● Records for the task:
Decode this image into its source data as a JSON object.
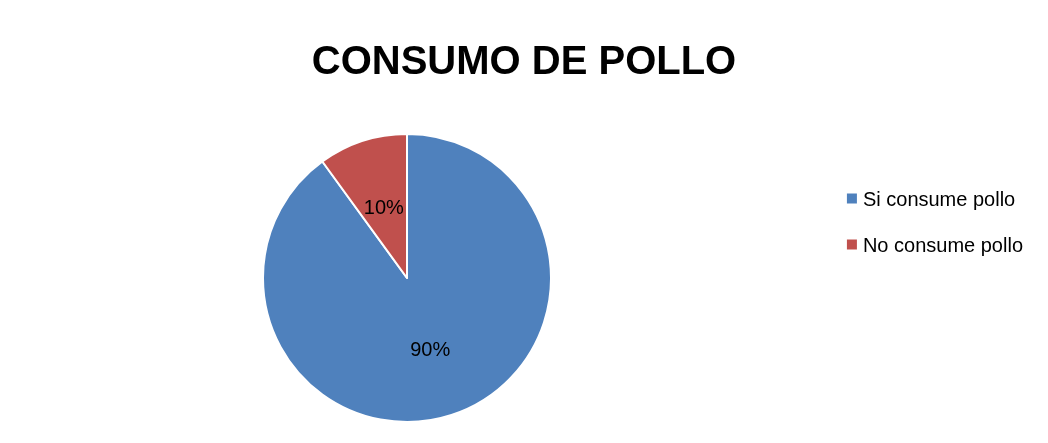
{
  "chart_data": {
    "type": "pie",
    "title": "CONSUMO DE POLLO",
    "categories": [
      "Si consume pollo",
      "No consume pollo"
    ],
    "values": [
      90,
      10
    ],
    "colors": [
      "#4f81bd",
      "#c0504d"
    ],
    "value_labels": [
      "90%",
      "10%"
    ],
    "legend": "right"
  }
}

● Set problem:
The data above needs to be retyped exactly, with the images left out.

● Result for this task:
Decode this image into its source data as a JSON object.
{
  "chart_data": {
    "type": "pie",
    "title": "CONSUMO DE POLLO",
    "categories": [
      "Si consume pollo",
      "No consume pollo"
    ],
    "values": [
      90,
      10
    ],
    "colors": [
      "#4f81bd",
      "#c0504d"
    ],
    "value_labels": [
      "90%",
      "10%"
    ],
    "legend": "right"
  }
}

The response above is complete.